BEGIN Source text
[Fixed]-Django unique together constraint failure?

26👍

In Postgresql NULL isn’t equal to any other NULL. Therefore the rows you create are not the same (from Postgres’ perspective).

Update

You have a few ways to deal with it:

  • Forbid the Null value for foreign key and use some default value
  • Override the save method of your model to check that no such row exists
  • Change SQL standard 🙂
👤Yossi

1👍

Add a clean method to your model, so you can edit an existing row.

def clean(self):
    queryset = MO.objects.exclude(id=self.id).filter(slug=self.slug)
    if self.foreign_key is None:
        if queryset.exists():
            raise ValidationError("A row already exists with this slug and no key")
    else:
        if queryset.filter(foreign_key=self.foreign_key).exists():
            raise ValidationError("This row already exists")

Beware, clean (or full_clean) isn’t called by the default save method.

NB: if you put this code in the save method, update forms (like in the admin) won’t work: you will have a traceback error due to the ValidationError exception.

👤Toff'

0👍

Just manually create secondary index on slug field, but only for NULL values in foreign_key_id:

CREATE INDEX table_name_unique_null_foreign_key
  ON table_name (slug) WHERE foreign_key_id is NULL

Please note, that Django does not support this, so without custom form/model validation you will get pure IntegrityError / 500.
END Source text
BEGIN Source data
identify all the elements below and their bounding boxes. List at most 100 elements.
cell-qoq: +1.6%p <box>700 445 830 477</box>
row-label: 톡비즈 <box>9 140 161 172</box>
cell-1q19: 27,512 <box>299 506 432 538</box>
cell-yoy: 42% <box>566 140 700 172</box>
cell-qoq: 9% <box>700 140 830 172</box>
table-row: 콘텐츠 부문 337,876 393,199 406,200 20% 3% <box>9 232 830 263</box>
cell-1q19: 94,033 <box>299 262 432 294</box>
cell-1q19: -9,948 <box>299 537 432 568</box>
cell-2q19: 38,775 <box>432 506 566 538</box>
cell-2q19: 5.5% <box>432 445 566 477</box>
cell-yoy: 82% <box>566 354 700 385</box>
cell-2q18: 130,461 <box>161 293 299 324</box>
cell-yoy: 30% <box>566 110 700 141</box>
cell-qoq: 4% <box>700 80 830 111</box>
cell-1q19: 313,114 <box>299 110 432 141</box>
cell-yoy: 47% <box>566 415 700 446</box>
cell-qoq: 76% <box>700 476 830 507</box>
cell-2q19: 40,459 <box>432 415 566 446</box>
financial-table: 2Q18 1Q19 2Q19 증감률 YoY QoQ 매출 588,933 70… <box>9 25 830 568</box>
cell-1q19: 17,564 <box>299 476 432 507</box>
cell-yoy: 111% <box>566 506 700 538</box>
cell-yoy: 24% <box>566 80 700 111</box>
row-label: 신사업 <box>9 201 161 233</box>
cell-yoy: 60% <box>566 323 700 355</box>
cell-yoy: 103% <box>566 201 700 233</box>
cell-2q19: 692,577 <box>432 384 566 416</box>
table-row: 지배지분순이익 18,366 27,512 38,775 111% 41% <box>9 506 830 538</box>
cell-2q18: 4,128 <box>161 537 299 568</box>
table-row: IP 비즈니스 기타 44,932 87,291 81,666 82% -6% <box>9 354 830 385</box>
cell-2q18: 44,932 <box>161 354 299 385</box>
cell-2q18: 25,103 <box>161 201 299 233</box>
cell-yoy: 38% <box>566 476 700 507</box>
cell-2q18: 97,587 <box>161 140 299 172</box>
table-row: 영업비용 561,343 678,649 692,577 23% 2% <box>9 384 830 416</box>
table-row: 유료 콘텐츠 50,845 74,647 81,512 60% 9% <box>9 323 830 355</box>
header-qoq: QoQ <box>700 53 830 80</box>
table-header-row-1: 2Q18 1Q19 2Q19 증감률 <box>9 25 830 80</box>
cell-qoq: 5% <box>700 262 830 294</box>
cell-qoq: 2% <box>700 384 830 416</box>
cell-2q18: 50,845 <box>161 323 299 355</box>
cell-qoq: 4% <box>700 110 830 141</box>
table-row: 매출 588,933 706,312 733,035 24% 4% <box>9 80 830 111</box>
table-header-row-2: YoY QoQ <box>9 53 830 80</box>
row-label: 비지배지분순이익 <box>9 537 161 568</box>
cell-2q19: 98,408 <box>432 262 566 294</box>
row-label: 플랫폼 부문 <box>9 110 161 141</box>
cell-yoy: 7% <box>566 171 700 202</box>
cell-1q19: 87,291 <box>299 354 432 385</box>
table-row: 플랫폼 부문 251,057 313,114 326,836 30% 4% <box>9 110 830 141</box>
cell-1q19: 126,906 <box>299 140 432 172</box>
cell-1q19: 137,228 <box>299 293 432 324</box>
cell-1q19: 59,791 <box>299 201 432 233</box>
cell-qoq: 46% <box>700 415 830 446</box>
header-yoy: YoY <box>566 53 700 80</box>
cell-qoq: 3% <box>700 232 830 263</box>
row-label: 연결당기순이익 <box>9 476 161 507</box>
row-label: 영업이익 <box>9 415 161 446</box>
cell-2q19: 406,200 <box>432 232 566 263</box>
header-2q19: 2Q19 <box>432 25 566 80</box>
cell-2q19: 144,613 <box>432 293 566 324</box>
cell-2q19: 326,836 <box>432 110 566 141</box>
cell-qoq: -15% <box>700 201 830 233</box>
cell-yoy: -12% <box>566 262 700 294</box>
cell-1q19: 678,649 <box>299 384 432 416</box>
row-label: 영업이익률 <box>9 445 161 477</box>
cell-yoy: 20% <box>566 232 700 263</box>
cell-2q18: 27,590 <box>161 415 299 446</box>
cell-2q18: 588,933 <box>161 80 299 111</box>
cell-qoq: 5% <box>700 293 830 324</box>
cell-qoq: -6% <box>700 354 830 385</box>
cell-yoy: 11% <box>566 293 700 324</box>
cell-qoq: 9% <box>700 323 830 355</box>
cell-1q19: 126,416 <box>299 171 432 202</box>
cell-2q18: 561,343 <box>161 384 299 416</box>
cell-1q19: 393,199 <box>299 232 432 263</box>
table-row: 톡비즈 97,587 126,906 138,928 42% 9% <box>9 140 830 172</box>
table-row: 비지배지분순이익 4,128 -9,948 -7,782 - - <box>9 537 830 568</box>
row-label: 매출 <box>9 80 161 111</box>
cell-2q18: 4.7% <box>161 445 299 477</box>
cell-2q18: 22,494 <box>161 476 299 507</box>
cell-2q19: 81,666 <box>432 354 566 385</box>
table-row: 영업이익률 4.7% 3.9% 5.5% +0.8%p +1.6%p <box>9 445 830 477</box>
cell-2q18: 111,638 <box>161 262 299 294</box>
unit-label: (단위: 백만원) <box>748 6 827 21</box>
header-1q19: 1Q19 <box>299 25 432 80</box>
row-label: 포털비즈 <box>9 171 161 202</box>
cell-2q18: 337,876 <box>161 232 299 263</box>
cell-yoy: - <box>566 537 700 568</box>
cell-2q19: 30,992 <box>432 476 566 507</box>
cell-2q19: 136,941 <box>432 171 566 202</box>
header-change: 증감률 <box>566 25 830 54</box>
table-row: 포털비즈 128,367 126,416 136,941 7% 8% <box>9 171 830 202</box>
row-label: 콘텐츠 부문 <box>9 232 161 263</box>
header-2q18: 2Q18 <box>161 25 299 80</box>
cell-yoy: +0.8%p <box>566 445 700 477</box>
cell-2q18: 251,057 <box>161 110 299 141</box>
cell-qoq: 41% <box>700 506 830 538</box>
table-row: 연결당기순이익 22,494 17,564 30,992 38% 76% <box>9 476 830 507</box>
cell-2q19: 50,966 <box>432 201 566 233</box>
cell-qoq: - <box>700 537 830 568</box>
END Source data
▸ Activity 1:
List the ways to deal with the NULL problem that the first answer in the Django unique-together discussion gives.
▸ Activity 2:
Write the next part of the Django unique-together discussion, picking up after its final sentence.

▸ Response 1:
- Forbid the Null value for foreign key and use some default value
- Override the save method of your model to check that no such row exists
- Change SQL standard

▸ Response 2:
Possible duplicate of Create unique constraint with null columns

0👍

As hobbyte mentioned, “In Postgresql NULL isn’t equal to any other NULL. Therefore the rows you create are not the same (from Postgres’ perspective).”

Another possible way to address this challenge is to add custom validation at the view level in the form_valid method.

In views.py:

def form_valid(self, form): 

  --OTHER VALIDATION AND FIELD VALUE ASSIGNMENT LOGIC--

  if ModelForm.objects.filter(slug=slug,foreign_key=foreign_key:   
    form.add_error('field',
      forms.ValidationError( _("Validation error message that shows up in your form. "), 
      code='duplicate_row', )) 
    return self.form_invalid(form)

This approach is helpful if you are using class based views, especially if you are automatically assigning values to fields that you want to hide from the user.

Pros:

  • You don’t have to create dummy default values in the database
  • You can still use update forms (see Toff’s answer)

Cons:
– This doesn’t protect against duplicate rows created directly at the database level.
– If you use Django’s admin backend to create new MyModel objects, you’ll need to add this same validation logic to your admin form.